**Request:** Locate each line of the material that contains "nthe", then return it.

** START OF Records for this exercise **

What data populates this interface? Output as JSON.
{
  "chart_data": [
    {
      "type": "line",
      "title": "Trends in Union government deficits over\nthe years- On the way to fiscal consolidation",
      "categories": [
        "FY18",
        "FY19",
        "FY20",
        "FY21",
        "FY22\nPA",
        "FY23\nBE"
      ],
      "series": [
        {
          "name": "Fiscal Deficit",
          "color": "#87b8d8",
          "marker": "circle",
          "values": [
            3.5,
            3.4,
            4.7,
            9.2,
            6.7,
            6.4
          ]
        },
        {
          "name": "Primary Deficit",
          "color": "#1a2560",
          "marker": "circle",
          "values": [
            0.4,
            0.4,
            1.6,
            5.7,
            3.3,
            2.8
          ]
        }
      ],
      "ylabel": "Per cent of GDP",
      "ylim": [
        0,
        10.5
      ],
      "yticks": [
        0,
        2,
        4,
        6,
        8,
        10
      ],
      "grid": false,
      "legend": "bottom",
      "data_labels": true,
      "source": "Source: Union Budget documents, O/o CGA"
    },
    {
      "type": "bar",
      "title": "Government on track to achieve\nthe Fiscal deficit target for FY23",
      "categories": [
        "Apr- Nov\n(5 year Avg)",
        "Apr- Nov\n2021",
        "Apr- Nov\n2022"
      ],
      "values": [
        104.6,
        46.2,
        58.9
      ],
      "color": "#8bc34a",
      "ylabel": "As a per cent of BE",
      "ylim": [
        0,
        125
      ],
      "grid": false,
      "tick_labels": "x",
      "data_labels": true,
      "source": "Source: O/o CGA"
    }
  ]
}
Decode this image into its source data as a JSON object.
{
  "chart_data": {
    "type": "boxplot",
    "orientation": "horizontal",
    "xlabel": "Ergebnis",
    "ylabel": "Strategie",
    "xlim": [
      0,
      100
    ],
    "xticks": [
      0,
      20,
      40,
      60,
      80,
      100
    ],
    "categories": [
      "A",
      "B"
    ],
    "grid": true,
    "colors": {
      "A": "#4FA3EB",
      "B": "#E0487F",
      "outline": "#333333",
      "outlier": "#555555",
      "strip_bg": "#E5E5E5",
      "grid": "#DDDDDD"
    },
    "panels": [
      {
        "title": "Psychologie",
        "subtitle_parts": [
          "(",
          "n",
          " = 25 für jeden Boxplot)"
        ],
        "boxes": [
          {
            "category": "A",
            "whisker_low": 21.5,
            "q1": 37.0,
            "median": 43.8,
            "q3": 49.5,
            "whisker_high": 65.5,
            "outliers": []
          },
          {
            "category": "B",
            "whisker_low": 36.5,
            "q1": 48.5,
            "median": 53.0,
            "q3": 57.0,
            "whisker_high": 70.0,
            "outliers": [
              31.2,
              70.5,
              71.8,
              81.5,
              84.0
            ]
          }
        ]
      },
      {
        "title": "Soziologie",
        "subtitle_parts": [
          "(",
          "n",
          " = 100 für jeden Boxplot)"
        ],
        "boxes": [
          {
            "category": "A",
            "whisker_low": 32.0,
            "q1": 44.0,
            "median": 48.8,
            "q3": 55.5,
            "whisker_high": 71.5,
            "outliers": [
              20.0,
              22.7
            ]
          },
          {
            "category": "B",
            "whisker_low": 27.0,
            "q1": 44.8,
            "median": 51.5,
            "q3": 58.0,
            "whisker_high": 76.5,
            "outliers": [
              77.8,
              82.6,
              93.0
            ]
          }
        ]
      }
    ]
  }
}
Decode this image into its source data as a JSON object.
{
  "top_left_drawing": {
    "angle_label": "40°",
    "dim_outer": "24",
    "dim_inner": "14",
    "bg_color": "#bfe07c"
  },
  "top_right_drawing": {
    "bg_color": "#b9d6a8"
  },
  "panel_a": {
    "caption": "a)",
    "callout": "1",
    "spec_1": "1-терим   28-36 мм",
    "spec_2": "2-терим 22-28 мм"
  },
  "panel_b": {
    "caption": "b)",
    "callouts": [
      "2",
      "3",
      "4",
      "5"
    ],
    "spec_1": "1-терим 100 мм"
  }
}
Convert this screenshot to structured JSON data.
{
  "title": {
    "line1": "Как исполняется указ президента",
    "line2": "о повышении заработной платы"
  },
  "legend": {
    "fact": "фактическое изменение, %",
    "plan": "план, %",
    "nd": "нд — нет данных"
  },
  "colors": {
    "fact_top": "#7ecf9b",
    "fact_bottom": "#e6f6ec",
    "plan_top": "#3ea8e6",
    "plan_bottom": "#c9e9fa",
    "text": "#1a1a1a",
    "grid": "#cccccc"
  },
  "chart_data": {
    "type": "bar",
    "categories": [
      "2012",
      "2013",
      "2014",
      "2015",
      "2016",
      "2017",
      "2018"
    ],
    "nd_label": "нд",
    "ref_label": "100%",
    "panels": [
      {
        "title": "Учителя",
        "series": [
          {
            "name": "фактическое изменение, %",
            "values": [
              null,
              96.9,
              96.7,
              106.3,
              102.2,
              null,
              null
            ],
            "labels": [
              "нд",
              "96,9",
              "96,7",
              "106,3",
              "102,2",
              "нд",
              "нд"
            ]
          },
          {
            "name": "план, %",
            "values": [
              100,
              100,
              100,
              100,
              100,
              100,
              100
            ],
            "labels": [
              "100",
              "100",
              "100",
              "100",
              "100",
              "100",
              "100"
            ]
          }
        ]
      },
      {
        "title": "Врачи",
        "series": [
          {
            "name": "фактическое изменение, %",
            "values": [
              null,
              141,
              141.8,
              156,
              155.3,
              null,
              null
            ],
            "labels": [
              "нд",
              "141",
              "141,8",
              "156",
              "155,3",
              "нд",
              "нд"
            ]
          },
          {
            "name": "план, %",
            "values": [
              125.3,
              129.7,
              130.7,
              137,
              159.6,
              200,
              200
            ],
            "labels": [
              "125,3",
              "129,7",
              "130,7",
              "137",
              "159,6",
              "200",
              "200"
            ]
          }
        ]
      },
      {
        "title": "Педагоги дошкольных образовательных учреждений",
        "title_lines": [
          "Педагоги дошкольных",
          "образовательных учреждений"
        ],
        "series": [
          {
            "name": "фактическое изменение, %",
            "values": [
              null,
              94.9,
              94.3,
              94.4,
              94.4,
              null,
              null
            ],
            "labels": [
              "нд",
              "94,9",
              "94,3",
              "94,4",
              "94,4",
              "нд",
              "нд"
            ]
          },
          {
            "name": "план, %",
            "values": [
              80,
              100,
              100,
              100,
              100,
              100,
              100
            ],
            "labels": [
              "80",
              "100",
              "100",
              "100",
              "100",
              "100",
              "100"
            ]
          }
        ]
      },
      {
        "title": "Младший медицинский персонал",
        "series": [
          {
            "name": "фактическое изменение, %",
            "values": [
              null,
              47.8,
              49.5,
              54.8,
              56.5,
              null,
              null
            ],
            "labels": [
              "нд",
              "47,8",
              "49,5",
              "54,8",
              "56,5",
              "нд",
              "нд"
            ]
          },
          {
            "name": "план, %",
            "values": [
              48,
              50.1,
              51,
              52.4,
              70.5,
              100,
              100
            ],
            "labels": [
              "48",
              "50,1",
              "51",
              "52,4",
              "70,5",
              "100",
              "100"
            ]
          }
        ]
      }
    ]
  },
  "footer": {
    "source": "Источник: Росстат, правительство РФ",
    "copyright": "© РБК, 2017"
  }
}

** END OF Records for this exercise **

**The result:**
      "title": "Trends in Union government deficits over\nthe years- On the way to fiscal consolidation",
      "title": "Government on track to achieve\nthe Fiscal deficit target for FY23",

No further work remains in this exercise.